Records about charts and figures:
|---|

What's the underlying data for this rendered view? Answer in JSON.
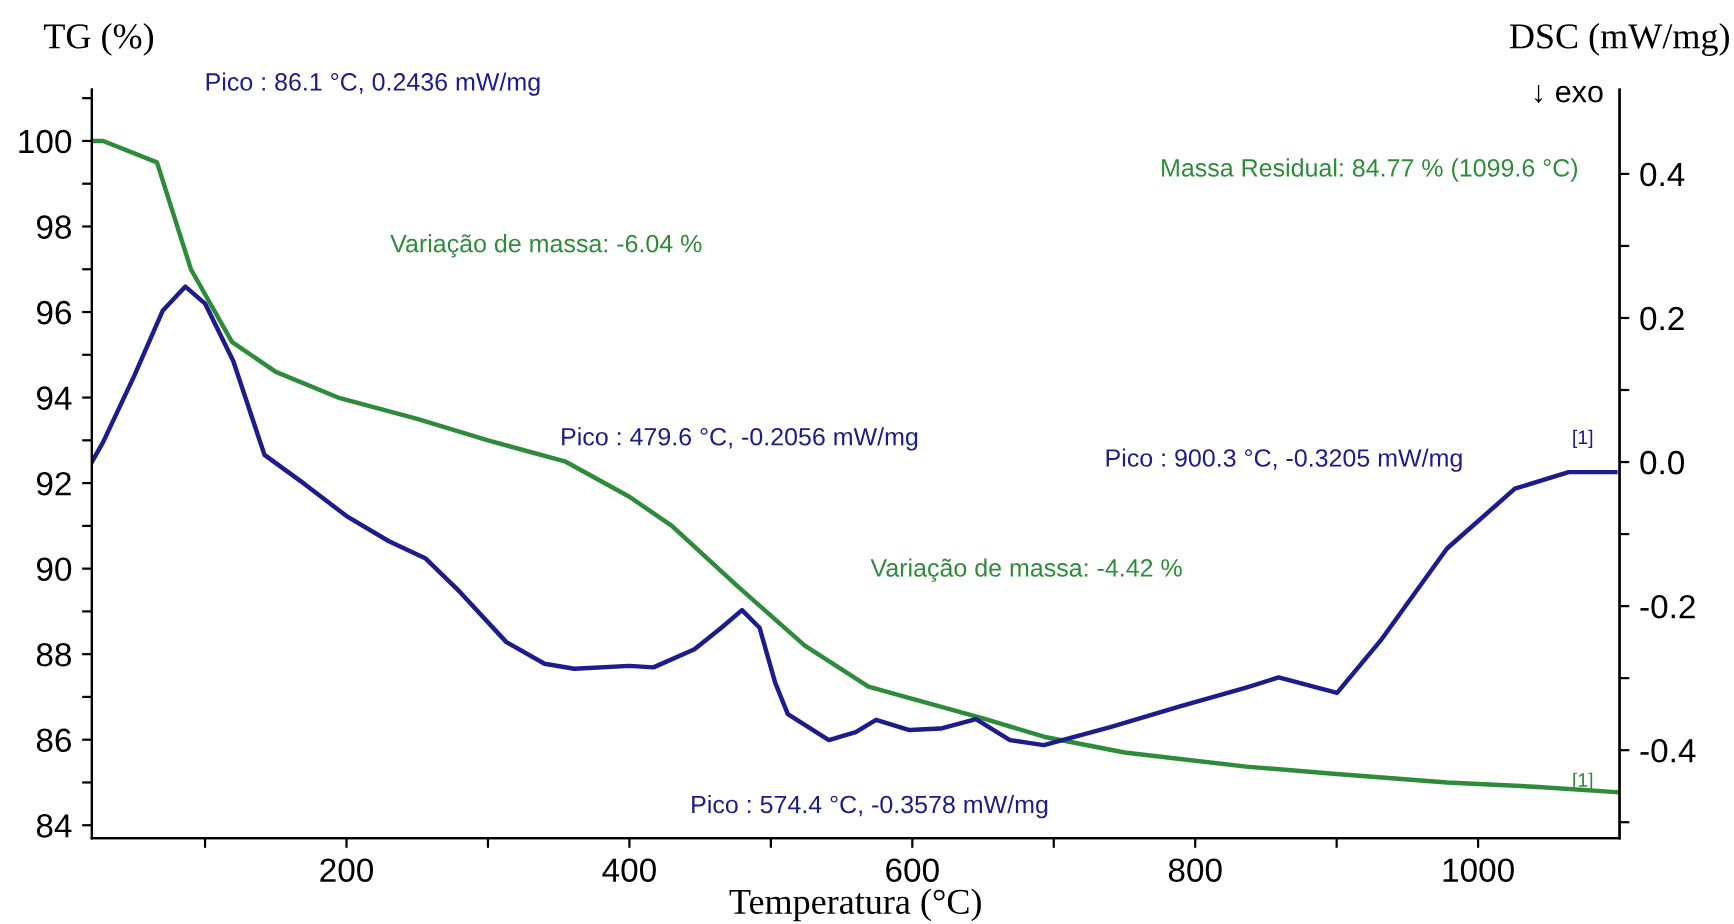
{
  "chart_data": {
    "type": "line",
    "xlabel": "Temperatura (°C)",
    "ylabel": "TG (%)",
    "y2label": "DSC (mW/mg)",
    "xlim": [
      20,
      1100
    ],
    "ylim": [
      83.7,
      101.2
    ],
    "y2lim": [
      -0.522,
      0.517
    ],
    "xticks": [
      {
        "value": 100,
        "label": null
      },
      200,
      {
        "value": 300,
        "label": null
      },
      400,
      {
        "value": 500,
        "label": null
      },
      600,
      {
        "value": 700,
        "label": null
      },
      800,
      {
        "value": 900,
        "label": null
      },
      1000
    ],
    "yticks": [
      84,
      {
        "value": 85,
        "label": null
      },
      86,
      {
        "value": 87,
        "label": null
      },
      88,
      {
        "value": 89,
        "label": null
      },
      90,
      {
        "value": 91,
        "label": null
      },
      92,
      {
        "value": 93,
        "label": null
      },
      94,
      {
        "value": 95,
        "label": null
      },
      96,
      {
        "value": 97,
        "label": null
      },
      98,
      {
        "value": 99,
        "label": null
      },
      100,
      {
        "value": 101,
        "label": null
      }
    ],
    "y2ticks": [
      {
        "value": -0.5,
        "label": null
      },
      -0.4,
      {
        "value": -0.3,
        "label": null
      },
      -0.2,
      {
        "value": -0.1,
        "label": null
      },
      {
        "value": 0,
        "label": "0.0"
      },
      {
        "value": 0.1,
        "label": null
      },
      0.2,
      {
        "value": 0.3,
        "label": null
      },
      0.4
    ],
    "grid": false,
    "legend": false,
    "marker": "none",
    "line_style": "solid",
    "series": [
      {
        "color": "#2e8b3a",
        "x": [
          20,
          28,
          66,
          90,
          119,
          150,
          194,
          250,
          300,
          355,
          400,
          430,
          476,
          500,
          524,
          569,
          595,
          650,
          693,
          750,
          836,
          900,
          978,
          1040,
          1099.6
        ],
        "values": [
          100.0,
          100.0,
          99.5,
          97.0,
          95.3,
          94.6,
          94.0,
          93.5,
          93.0,
          92.5,
          91.68,
          91.0,
          89.6,
          88.9,
          88.2,
          87.24,
          87.0,
          86.5,
          86.07,
          85.7,
          85.37,
          85.2,
          85.0,
          84.9,
          84.77
        ]
      },
      {
        "color": "#1c1c8c",
        "axis": "y2",
        "x": [
          20,
          28,
          50,
          70,
          86.1,
          100,
          120,
          142,
          170,
          200,
          230,
          256,
          280,
          313,
          340,
          361,
          400,
          417,
          446,
          465,
          479.6,
          492,
          503,
          512,
          541,
          560,
          574.4,
          598,
          620,
          645,
          669,
          693,
          740,
          788,
          836,
          859,
          900.3,
          931,
          978,
          1026,
          1064,
          1097
        ],
        "values": [
          0.0,
          0.028,
          0.12,
          0.21,
          0.2436,
          0.22,
          0.14,
          0.01,
          -0.03,
          -0.075,
          -0.11,
          -0.134,
          -0.18,
          -0.25,
          -0.28,
          -0.287,
          -0.283,
          -0.285,
          -0.26,
          -0.23,
          -0.2056,
          -0.23,
          -0.306,
          -0.35,
          -0.386,
          -0.375,
          -0.3578,
          -0.372,
          -0.37,
          -0.357,
          -0.386,
          -0.393,
          -0.368,
          -0.34,
          -0.313,
          -0.299,
          -0.3205,
          -0.248,
          -0.12,
          -0.037,
          -0.014,
          -0.014
        ]
      }
    ],
    "annotations": [
      "Pico : 86.1 °C, 0.2436 mW/mg",
      "Variação de massa: -6.04 %",
      "Pico : 479.6 °C, -0.2056 mW/mg",
      "Massa Residual: 84.77 % (1099.6 °C)",
      "Pico : 900.3 °C, -0.3205 mW/mg",
      "Variação de massa: -4.42 %",
      "Pico : 574.4 °C, -0.3578 mW/mg",
      "↓ exo",
      "[1]",
      "[1]"
    ]
  }
}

|---|

→ Brief: Copy the material above exactly and drop the pictures.

→ Solution to this task:
What's the underlying data for this rendered view? Answer in JSON.
{
  "chart_data": {
    "type": "line",
    "xlabel": "Temperatura (°C)",
    "ylabel": "TG (%)",
    "y2label": "DSC (mW/mg)",
    "xlim": [
      20,
      1100
    ],
    "ylim": [
      83.7,
      101.2
    ],
    "y2lim": [
      -0.522,
      0.517
    ],
    "xticks": [
      {
        "value": 100,
        "label": null
      },
      200,
      {
        "value": 300,
        "label": null
      },
      400,
      {
        "value": 500,
        "label": null
      },
      600,
      {
        "value": 700,
        "label": null
      },
      800,
      {
        "value": 900,
        "label": null
      },
      1000
    ],
    "yticks": [
      84,
      {
        "value": 85,
        "label": null
      },
      86,
      {
        "value": 87,
        "label": null
      },
      88,
      {
        "value": 89,
        "label": null
      },
      90,
      {
        "value": 91,
        "label": null
      },
      92,
      {
        "value": 93,
        "label": null
      },
      94,
      {
        "value": 95,
        "label": null
      },
      96,
      {
        "value": 97,
        "label": null
      },
      98,
      {
        "value": 99,
        "label": null
      },
      100,
      {
        "value": 101,
        "label": null
      }
    ],
    "y2ticks": [
      {
        "value": -0.5,
        "label": null
      },
      -0.4,
      {
        "value": -0.3,
        "label": null
      },
      -0.2,
      {
        "value": -0.1,
        "label": null
      },
      {
        "value": 0,
        "label": "0.0"
      },
      {
        "value": 0.1,
        "label": null
      },
      0.2,
      {
        "value": 0.3,
        "label": null
      },
      0.4
    ],
    "grid": false,
    "legend": false,
    "marker": "none",
    "line_style": "solid",
    "series": [
      {
        "color": "#2e8b3a",
        "x": [
          20,
          28,
          66,
          90,
          119,
          150,
          194,
          250,
          300,
          355,
          400,
          430,
          476,
          500,
          524,
          569,
          595,
          650,
          693,
          750,
          836,
          900,
          978,
          1040,
          1099.6
        ],
        "values": [
          100.0,
          100.0,
          99.5,
          97.0,
          95.3,
          94.6,
          94.0,
          93.5,
          93.0,
          92.5,
          91.68,
          91.0,
          89.6,
          88.9,
          88.2,
          87.24,
          87.0,
          86.5,
          86.07,
          85.7,
          85.37,
          85.2,
          85.0,
          84.9,
          84.77
        ]
      },
      {
        "color": "#1c1c8c",
        "axis": "y2",
        "x": [
          20,
          28,
          50,
          70,
          86.1,
          100,
          120,
          142,
          170,
          200,
          230,
          256,
          280,
          313,
          340,
          361,
          400,
          417,
          446,
          465,
          479.6,
          492,
          503,
          512,
          541,
          560,
          574.4,
          598,
          620,
          645,
          669,
          693,
          740,
          788,
          836,
          859,
          900.3,
          931,
          978,
          1026,
          1064,
          1097
        ],
        "values": [
          0.0,
          0.028,
          0.12,
          0.21,
          0.2436,
          0.22,
          0.14,
          0.01,
          -0.03,
          -0.075,
          -0.11,
          -0.134,
          -0.18,
          -0.25,
          -0.28,
          -0.287,
          -0.283,
          -0.285,
          -0.26,
          -0.23,
          -0.2056,
          -0.23,
          -0.306,
          -0.35,
          -0.386,
          -0.375,
          -0.3578,
          -0.372,
          -0.37,
          -0.357,
          -0.386,
          -0.393,
          -0.368,
          -0.34,
          -0.313,
          -0.299,
          -0.3205,
          -0.248,
          -0.12,
          -0.037,
          -0.014,
          -0.014
        ]
      }
    ],
    "annotations": [
      "Pico : 86.1 °C, 0.2436 mW/mg",
      "Variação de massa: -6.04 %",
      "Pico : 479.6 °C, -0.2056 mW/mg",
      "Massa Residual: 84.77 % (1099.6 °C)",
      "Pico : 900.3 °C, -0.3205 mW/mg",
      "Variação de massa: -4.42 %",
      "Pico : 574.4 °C, -0.3578 mW/mg",
      "↓ exo",
      "[1]",
      "[1]"
    ]
  }
}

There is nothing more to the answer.